Esercizio a: Disponi in una tabella Markdown, con le colonne Nr e Riga, le righe dei record: parti dall'inizio dei record e fermati dopo la riga che contiene "temp-xtick-label: 20 xyxy=(154,549,169,563)", includendo entrambe le estremità e saltando le righe vuote.

Quando mi è stato chiesto di selezionare le figure che preferissi, tolte quelle di cui mi sono già occupata sulla rivista, ho messo al primo posto, per il numero di gennaio, il Beato Alberto Marvelli.
Avrei voluto occuparmene qui, ma sentivo che c’entrasse davvero poco con me: avevo trovato dei suoi santini e delle medagliette nella chiesa di Sant’Eligio a Napoli e un piccolo libro presso il santuario di Maria Bambina a Milano, ma non mi ero molto interessata a lui. Mi ero comunque ripromessa di farlo, tanto da procurarmi la più recente riedizione della sua biografia più completa.
Mentre mi addentravo nella lettura, sentivo di non dover trascurare il suo impegno in Azione Cattolica e quello politico negli anni del dopoguerra. C’era però un aspetto che volevo mettere in risalto: il suo amore non corrisposto. Peraltro, la ragazza in questione era di Lecco, quindi della mia diocesi.
I legami con le mie terre, ho scoperto, non si esaurivano lì. Per qualche tempo, infatti, Alberto ha abitato nei pressi della parrocchia del SS. Redentore a Milano, precisamente in via Garofalo 44 (lo scrive nella lettera del 30 agosto 1940), perché dal 24 agosto al 30 novembre 1940 lavorò presso la fonderia Bagnagatti di Cinisello Balsamo, per preparare la tesi di laurea.
Già che ero coinvolta, ho pensato di rivedere la sua scheda biografica per santiebeati.it. Per la consulenza ricevuta, sia per quel testo che nell’articolo che segue, ringrazio di vero cuore don Fausto Lanfranchi, Cinzia Montevecchi ed Elisabetta Casadei (quest’ultima postulatrice della causa del Beato Alberto), del Centro Marvelli di Rimini, i quali avevano mostrato molto apprezzamento per il mio post sulla Venerabile Carla Ronci.
Mi sono però accorta che ho commesso una svista dal punto di vista della ricostruzione storica: l’episodio di partenza non è da situare a Rimini, ma a Vergiano, dove Alberto aveva fatto sfollare la famiglia.

Righe dei record:
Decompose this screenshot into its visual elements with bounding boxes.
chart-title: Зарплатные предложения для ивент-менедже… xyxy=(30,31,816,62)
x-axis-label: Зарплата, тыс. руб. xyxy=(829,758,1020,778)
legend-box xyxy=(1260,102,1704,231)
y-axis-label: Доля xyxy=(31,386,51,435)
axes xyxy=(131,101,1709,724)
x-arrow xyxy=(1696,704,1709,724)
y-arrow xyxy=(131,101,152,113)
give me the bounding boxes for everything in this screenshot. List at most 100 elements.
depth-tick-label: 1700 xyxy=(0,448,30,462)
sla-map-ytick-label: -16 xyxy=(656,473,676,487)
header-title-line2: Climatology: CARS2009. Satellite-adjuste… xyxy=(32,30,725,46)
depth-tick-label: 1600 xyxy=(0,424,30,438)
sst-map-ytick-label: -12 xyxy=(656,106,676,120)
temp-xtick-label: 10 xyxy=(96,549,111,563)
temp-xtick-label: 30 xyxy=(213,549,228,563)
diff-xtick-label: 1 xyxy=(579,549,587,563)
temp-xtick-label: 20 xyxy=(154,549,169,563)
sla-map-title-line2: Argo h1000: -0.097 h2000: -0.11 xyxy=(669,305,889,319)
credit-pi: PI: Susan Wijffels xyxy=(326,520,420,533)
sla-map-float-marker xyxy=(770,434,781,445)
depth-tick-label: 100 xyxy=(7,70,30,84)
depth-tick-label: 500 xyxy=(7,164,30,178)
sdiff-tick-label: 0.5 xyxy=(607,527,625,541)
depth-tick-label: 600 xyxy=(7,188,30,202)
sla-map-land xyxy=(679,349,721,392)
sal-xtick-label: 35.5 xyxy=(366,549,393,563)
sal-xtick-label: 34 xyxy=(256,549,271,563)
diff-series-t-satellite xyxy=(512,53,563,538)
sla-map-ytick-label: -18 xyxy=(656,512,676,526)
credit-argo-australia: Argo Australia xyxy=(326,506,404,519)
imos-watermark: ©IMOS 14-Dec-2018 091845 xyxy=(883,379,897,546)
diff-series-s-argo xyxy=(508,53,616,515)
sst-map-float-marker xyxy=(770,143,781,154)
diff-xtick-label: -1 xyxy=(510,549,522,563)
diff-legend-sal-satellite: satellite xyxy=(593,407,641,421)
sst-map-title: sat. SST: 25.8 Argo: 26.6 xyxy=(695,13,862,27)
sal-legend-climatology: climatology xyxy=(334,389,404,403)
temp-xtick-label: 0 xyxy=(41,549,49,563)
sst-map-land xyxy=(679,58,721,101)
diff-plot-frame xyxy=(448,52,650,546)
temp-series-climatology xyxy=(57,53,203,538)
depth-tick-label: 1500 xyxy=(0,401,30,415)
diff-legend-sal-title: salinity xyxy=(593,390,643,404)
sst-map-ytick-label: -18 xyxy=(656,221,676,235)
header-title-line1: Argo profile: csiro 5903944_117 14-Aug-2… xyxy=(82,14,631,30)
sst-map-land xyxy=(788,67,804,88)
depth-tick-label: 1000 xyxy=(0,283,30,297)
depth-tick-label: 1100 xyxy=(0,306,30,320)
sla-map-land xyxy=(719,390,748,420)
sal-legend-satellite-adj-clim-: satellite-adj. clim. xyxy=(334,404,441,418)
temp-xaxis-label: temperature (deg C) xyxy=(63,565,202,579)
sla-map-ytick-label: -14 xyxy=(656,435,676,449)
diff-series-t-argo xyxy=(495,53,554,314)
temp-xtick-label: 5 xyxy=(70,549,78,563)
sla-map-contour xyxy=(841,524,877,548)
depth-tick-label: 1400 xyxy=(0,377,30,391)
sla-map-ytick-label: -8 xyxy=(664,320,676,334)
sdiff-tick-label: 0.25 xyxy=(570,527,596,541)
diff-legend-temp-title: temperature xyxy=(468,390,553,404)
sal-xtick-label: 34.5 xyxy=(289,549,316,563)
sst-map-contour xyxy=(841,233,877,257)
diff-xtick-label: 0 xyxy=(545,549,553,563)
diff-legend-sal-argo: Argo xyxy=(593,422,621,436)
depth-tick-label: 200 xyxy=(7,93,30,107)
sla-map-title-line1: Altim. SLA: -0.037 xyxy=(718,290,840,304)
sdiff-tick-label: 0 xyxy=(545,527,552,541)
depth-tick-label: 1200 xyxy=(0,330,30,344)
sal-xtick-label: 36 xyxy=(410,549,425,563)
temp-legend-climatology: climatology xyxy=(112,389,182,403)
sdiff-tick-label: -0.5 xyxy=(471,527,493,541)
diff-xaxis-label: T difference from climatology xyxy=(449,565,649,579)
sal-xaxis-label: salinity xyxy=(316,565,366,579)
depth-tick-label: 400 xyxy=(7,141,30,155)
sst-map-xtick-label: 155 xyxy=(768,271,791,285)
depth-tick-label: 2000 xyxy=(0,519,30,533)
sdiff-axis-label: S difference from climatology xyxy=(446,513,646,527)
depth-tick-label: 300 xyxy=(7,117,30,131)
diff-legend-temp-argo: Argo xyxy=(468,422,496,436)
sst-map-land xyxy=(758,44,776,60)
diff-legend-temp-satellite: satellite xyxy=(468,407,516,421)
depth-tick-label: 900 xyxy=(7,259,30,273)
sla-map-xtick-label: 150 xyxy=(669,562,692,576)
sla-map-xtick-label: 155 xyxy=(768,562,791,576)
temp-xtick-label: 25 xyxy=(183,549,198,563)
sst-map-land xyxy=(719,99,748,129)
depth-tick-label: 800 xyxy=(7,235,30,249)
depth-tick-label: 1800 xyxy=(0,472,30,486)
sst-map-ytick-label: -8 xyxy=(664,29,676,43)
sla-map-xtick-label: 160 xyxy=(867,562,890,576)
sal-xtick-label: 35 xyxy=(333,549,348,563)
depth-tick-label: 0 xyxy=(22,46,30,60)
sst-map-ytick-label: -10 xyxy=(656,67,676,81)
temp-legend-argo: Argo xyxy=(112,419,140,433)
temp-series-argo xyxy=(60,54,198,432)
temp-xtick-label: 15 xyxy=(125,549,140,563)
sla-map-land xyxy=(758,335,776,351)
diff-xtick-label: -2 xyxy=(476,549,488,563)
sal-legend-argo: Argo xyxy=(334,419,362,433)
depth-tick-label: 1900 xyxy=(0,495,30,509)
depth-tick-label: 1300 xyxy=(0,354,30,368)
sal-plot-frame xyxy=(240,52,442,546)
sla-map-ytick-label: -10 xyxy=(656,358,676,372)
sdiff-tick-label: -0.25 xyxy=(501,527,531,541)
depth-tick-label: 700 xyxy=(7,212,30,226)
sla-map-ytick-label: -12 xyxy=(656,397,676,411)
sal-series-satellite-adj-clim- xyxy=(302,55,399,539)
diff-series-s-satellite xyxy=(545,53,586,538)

Esercizio b: Nel testo su Alberto Marvelli, in quale fonderia lavorò Alberto dal 24 agosto al 30 novembre 1940?

Risposta completa a:
| Nr | Riga |
|---|---|
| 1 | Decompose this screenshot into its visual elements with bounding boxes. |
| 2 | chart-title: Зарплатные предложения для ивент-менедже… xyxy=(30,31,816,62) |
| 3 | x-axis-label: Зарплата, тыс. руб. xyxy=(829,758,1020,778) |
| 4 | legend-box xyxy=(1260,102,1704,231) |
| 5 | y-axis-label: Доля xyxy=(31,386,51,435) |
| 6 | axes xyxy=(131,101,1709,724) |
| 7 | x-arrow xyxy=(1696,704,1709,724) |
| 8 | y-arrow xyxy=(131,101,152,113) |
| 9 | give me the bounding boxes for everything in this screenshot. List at most 100 elements. |
| 10 | depth-tick-label: 1700 xyxy=(0,448,30,462) |
| 11 | sla-map-ytick-label: -16 xyxy=(656,473,676,487) |
| 12 | header-title-line2: Climatology: CARS2009. Satellite-adjuste… xyxy=(32,30,725,46) |
| 13 | depth-tick-label: 1600 xyxy=(0,424,30,438) |
| 14 | sst-map-ytick-label: -12 xyxy=(656,106,676,120) |
| 15 | temp-xtick-label: 10 xyxy=(96,549,111,563) |
| 16 | temp-xtick-label: 30 xyxy=(213,549,228,563) |
| 17 | diff-xtick-label: 1 xyxy=(579,549,587,563) |
| 18 | temp-xtick-label: 20 xyxy=(154,549,169,563) |

Risposta completa b: Nella fonderia Bagnagatti di Cinisello Balsamo.